What this exercise asks —
**A)** Name every geographic place (states, provinces, counties, cities, bodies of water, mountain ranges) mentioned in the heatwave passage below.
**B)** Using the heatwave passage below, decide whether each statement agrees with it, and support each yes or no with the passage's exact words. (i) Oregon recorded 79 deaths attributable to the heat. (ii) Officials in British Columbia confirmed that all of their sudden deaths were caused by the heat. (iii) The high-pressure ridge moved hot, dry air east from the arid side of the Cascade Mountains.
**C)** According to the heatwave passage below, how many of the deaths that Washington officials attributed to the heatwave occurred in King county?

Page extract —
--- START ---
The deadly heatwave came as a surprise.
“People
have recognized that this might happen in theory, but I don’t think they
expected it to happen,” he said. “They certainly didn’t expect it to happen
now, and they didn’t expect it to be this bad.”
As of
Thursday, officials in Washington had attributed 20 deaths to the heatwave, 13
of them in King county, which includes Seattle. Oregon had recorded 79 deaths
attributable to the heat, the state’s medical examiner said, and officials in
British Columbia said they had recorded hundreds more “sudden and unexpected”
deaths, though they cautioned it was too soon to determine how many were
heat-related. All of those numbers are expected to rise in coming days.
Directly to
blame for the tragedy was a towering ridge of high-pressure air that cut off
the flow of cool, wet wind from the Pacific Ocean, the Washington state
climatologist, Nick Bond, said. The ridge – dubbed a “heat dome” – also warmed
the air by compressing it and funneled hot, dry air east from the arid side of
the Cascade Mountains.
--- END ---
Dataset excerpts
--- START ---
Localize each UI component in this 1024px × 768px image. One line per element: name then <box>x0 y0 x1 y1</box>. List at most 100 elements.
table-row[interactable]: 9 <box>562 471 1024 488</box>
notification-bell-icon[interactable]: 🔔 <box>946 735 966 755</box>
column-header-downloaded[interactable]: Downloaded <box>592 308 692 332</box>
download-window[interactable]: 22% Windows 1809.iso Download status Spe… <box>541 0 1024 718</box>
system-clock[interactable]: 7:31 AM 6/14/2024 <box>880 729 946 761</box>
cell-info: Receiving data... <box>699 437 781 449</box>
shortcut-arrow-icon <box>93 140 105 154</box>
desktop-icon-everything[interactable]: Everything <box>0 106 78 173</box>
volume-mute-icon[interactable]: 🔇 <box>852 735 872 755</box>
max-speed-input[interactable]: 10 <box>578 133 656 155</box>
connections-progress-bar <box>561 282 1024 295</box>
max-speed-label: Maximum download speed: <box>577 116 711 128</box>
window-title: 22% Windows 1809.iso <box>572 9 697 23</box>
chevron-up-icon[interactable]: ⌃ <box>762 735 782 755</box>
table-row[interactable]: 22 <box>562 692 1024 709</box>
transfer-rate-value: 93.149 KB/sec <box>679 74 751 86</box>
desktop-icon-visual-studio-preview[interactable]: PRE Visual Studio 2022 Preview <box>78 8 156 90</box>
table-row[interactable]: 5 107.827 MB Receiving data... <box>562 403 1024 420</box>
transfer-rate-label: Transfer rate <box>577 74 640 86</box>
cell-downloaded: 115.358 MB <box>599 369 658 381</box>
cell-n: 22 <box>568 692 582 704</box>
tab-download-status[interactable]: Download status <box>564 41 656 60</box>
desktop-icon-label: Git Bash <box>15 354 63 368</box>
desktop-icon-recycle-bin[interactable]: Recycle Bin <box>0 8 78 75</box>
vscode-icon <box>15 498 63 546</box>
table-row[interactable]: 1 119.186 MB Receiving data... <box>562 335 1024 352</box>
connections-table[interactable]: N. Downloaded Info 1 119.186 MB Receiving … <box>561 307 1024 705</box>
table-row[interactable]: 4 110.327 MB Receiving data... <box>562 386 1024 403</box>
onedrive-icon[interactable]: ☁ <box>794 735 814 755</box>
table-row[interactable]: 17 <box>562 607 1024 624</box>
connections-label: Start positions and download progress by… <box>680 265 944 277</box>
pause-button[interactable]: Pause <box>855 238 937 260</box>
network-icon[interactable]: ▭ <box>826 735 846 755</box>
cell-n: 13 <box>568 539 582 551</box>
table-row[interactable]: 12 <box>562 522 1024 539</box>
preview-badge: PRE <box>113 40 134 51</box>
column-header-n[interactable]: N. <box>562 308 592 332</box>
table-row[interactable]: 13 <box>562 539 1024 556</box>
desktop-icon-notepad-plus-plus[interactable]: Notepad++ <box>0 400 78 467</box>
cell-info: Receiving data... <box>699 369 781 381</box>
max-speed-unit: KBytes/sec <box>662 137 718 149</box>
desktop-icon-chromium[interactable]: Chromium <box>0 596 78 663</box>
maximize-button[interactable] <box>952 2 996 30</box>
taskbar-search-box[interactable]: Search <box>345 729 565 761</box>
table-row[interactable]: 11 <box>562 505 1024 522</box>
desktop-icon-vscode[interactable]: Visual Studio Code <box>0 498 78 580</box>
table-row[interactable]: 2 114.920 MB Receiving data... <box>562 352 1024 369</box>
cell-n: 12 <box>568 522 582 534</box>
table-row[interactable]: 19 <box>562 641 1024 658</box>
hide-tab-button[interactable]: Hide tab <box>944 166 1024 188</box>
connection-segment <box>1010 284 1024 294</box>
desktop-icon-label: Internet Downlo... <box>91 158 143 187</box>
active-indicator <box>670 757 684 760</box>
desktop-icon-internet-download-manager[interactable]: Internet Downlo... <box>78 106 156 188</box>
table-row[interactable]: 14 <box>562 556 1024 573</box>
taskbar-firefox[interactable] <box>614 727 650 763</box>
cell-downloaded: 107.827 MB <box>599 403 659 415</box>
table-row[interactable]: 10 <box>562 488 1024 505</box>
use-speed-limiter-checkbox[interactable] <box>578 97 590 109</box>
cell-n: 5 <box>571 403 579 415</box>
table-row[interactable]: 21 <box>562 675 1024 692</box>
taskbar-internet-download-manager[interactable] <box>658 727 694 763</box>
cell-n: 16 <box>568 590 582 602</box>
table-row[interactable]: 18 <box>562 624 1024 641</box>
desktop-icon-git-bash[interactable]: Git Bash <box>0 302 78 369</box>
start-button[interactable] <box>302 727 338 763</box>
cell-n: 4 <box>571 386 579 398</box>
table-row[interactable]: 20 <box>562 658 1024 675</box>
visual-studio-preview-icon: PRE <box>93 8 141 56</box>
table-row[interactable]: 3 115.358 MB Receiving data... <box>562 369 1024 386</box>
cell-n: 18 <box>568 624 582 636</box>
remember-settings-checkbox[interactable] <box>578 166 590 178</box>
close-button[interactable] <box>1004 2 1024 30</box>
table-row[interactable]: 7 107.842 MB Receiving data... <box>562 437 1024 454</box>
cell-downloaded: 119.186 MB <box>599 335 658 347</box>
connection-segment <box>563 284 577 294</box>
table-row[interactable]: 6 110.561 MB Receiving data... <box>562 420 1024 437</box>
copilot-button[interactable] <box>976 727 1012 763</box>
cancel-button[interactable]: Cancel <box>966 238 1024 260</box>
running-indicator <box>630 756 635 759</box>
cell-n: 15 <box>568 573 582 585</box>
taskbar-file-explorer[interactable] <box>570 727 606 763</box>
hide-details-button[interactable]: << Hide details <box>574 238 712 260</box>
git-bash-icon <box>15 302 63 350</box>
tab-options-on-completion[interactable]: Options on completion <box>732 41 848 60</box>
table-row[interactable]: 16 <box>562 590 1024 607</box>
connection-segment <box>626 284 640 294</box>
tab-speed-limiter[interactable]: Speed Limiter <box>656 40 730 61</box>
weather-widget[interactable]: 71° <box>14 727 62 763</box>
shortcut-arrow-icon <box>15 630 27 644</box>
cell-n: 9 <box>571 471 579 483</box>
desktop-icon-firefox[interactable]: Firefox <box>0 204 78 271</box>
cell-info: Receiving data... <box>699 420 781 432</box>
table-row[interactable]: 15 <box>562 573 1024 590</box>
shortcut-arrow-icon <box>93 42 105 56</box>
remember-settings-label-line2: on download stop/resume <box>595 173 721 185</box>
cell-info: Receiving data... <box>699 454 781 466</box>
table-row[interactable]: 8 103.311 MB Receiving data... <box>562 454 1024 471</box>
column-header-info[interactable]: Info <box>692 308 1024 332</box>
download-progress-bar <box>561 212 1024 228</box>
--- END ---
Written answers —
**A)** Washington, King county, Seattle, Oregon, British Columbia, the Pacific Ocean, the Cascade Mountains

**B)**
(i) Yes: "Oregon had recorded 79 deaths attributable to the heat"
(ii) No: "they cautioned it was too soon to determine how many were heat-related"
(iii) Yes: "funneled hot, dry air east from the arid side of the Cascade Mountains"

**C)** 13 of the 20 deaths